> [What you are asked to do]:
Where a line contains the word "나누었을", copy that line in full.

☆ ☆ ☆ ☆

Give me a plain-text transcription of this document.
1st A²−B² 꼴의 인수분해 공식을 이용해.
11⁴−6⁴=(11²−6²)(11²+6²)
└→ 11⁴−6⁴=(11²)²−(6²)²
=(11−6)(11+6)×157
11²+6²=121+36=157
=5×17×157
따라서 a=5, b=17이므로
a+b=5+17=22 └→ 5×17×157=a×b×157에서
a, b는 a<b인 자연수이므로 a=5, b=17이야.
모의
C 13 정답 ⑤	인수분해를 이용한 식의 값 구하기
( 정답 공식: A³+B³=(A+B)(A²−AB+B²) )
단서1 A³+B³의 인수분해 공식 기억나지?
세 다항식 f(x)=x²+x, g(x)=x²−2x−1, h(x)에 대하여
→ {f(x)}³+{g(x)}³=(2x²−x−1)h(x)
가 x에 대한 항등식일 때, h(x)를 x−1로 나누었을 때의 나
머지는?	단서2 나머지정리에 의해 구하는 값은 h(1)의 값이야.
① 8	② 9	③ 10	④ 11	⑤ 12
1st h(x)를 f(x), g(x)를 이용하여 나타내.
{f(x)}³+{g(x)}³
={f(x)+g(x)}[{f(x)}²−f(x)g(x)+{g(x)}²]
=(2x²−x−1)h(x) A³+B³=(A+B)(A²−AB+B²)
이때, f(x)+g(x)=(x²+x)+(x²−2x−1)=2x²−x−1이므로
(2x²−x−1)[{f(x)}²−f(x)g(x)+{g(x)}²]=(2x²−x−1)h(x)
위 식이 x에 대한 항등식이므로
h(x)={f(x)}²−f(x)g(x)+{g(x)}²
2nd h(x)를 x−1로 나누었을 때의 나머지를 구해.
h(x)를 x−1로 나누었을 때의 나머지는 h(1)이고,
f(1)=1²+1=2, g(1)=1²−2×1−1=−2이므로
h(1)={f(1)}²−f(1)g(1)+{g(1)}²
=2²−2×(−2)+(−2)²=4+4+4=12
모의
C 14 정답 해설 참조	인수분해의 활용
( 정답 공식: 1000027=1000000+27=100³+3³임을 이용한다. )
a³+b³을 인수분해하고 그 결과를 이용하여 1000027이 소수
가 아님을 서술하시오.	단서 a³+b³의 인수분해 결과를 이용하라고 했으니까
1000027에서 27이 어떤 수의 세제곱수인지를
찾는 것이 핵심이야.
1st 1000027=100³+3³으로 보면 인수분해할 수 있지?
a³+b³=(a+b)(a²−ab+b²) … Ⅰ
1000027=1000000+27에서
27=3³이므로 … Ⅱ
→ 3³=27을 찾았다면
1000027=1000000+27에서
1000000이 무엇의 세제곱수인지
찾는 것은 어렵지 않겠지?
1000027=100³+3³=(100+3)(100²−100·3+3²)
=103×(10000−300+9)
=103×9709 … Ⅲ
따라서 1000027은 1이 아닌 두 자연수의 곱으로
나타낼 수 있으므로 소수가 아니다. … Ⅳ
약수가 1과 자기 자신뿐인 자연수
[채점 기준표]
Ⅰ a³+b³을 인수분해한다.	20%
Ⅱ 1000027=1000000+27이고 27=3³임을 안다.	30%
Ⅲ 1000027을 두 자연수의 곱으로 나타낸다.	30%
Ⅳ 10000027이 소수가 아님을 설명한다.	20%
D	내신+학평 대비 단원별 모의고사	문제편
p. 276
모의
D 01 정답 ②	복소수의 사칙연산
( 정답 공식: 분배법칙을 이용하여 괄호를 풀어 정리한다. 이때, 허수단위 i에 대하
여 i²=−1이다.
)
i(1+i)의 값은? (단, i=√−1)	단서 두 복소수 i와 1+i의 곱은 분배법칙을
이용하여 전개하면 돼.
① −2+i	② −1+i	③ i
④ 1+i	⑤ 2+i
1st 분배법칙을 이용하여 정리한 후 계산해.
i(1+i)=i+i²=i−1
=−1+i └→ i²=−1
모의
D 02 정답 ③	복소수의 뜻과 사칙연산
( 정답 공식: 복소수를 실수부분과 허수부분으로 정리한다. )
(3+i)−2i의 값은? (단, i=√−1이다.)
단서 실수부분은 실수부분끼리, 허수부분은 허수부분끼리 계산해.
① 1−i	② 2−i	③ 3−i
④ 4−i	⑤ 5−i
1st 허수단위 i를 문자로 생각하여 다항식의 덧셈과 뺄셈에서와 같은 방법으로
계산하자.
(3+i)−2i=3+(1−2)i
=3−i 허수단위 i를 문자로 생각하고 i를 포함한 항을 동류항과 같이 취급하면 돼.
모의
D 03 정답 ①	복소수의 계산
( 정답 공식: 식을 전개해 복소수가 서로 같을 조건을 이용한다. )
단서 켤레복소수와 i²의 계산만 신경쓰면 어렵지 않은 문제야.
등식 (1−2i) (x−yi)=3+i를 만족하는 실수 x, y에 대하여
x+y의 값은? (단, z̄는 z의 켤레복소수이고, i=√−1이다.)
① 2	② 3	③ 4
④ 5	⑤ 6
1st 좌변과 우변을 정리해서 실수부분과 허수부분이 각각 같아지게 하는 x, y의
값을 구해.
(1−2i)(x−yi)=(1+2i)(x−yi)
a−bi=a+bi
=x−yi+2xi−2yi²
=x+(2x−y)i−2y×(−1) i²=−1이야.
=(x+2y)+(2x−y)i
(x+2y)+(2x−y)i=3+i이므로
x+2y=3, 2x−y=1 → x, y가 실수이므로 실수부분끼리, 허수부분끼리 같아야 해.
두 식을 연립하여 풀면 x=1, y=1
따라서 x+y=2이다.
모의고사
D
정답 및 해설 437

☆ ☆ ☆ ☆

> [Written response]:
가 x에 대한 항등식일 때, h(x)를 x−1로 나누었을 때의 나
2nd h(x)를 x−1로 나누었을 때의 나머지를 구해.
h(x)를 x−1로 나누었을 때의 나머지는 h(1)이고,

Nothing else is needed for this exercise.